(Stored data)
────────────────────

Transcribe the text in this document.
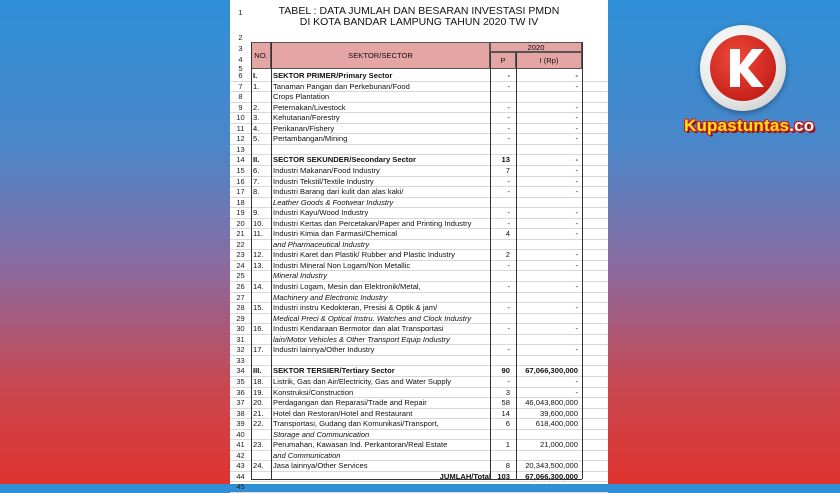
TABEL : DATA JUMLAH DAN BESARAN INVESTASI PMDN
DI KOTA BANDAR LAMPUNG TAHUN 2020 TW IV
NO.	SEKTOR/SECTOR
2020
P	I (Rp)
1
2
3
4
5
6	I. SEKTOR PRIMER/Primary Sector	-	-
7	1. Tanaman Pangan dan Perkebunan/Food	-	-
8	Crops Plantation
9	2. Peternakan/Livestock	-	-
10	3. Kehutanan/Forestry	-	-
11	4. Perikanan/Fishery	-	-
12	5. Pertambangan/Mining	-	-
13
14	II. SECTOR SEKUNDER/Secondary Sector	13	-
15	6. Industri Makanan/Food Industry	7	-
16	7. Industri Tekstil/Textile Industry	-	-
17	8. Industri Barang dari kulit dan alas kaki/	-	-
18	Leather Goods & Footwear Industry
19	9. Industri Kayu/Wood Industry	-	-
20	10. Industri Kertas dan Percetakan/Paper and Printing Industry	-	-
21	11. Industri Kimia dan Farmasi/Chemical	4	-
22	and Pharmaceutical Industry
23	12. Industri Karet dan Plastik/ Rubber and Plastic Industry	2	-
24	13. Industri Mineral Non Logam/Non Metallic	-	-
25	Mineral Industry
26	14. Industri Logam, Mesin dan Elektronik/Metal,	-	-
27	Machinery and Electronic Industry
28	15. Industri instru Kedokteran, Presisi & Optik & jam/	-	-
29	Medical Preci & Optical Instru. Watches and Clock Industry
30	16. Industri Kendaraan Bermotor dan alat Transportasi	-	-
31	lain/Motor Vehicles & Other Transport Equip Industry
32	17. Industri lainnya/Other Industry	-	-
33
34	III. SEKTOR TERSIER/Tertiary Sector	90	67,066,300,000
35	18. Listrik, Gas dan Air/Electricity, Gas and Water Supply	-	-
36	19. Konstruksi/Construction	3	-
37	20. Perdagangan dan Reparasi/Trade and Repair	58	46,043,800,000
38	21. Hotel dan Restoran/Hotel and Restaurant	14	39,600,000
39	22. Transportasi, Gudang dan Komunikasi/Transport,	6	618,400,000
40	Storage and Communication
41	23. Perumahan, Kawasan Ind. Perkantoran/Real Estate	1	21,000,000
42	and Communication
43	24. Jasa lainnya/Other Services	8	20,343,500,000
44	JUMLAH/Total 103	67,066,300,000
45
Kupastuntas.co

────────────────────

### Work to complete
Transcribe all entries above exactly. Drop the pictures.

### Expected answer
Transcribe the text in this document.
TABEL : DATA JUMLAH DAN BESARAN INVESTASI PMDN
DI KOTA BANDAR LAMPUNG TAHUN 2020 TW IV
NO.	SEKTOR/SECTOR
2020
P	I (Rp)
1
2
3
4
5
6	I. SEKTOR PRIMER/Primary Sector	-	-
7	1. Tanaman Pangan dan Perkebunan/Food	-	-
8	Crops Plantation
9	2. Peternakan/Livestock	-	-
10	3. Kehutanan/Forestry	-	-
11	4. Perikanan/Fishery	-	-
12	5. Pertambangan/Mining	-	-
13
14	II. SECTOR SEKUNDER/Secondary Sector	13	-
15	6. Industri Makanan/Food Industry	7	-
16	7. Industri Tekstil/Textile Industry	-	-
17	8. Industri Barang dari kulit dan alas kaki/	-	-
18	Leather Goods & Footwear Industry
19	9. Industri Kayu/Wood Industry	-	-
20	10. Industri Kertas dan Percetakan/Paper and Printing Industry	-	-
21	11. Industri Kimia dan Farmasi/Chemical	4	-
22	and Pharmaceutical Industry
23	12. Industri Karet dan Plastik/ Rubber and Plastic Industry	2	-
24	13. Industri Mineral Non Logam/Non Metallic	-	-
25	Mineral Industry
26	14. Industri Logam, Mesin dan Elektronik/Metal,	-	-
27	Machinery and Electronic Industry
28	15. Industri instru Kedokteran, Presisi & Optik & jam/	-	-
29	Medical Preci & Optical Instru. Watches and Clock Industry
30	16. Industri Kendaraan Bermotor dan alat Transportasi	-	-
31	lain/Motor Vehicles & Other Transport Equip Industry
32	17. Industri lainnya/Other Industry	-	-
33
34	III. SEKTOR TERSIER/Tertiary Sector	90	67,066,300,000
35	18. Listrik, Gas dan Air/Electricity, Gas and Water Supply	-	-
36	19. Konstruksi/Construction	3	-
37	20. Perdagangan dan Reparasi/Trade and Repair	58	46,043,800,000
38	21. Hotel dan Restoran/Hotel and Restaurant	14	39,600,000
39	22. Transportasi, Gudang dan Komunikasi/Transport,	6	618,400,000
40	Storage and Communication
41	23. Perumahan, Kawasan Ind. Perkantoran/Real Estate	1	21,000,000
42	and Communication
43	24. Jasa lainnya/Other Services	8	20,343,500,000
44	JUMLAH/Total 103	67,066,300,000
45
Kupastuntas.co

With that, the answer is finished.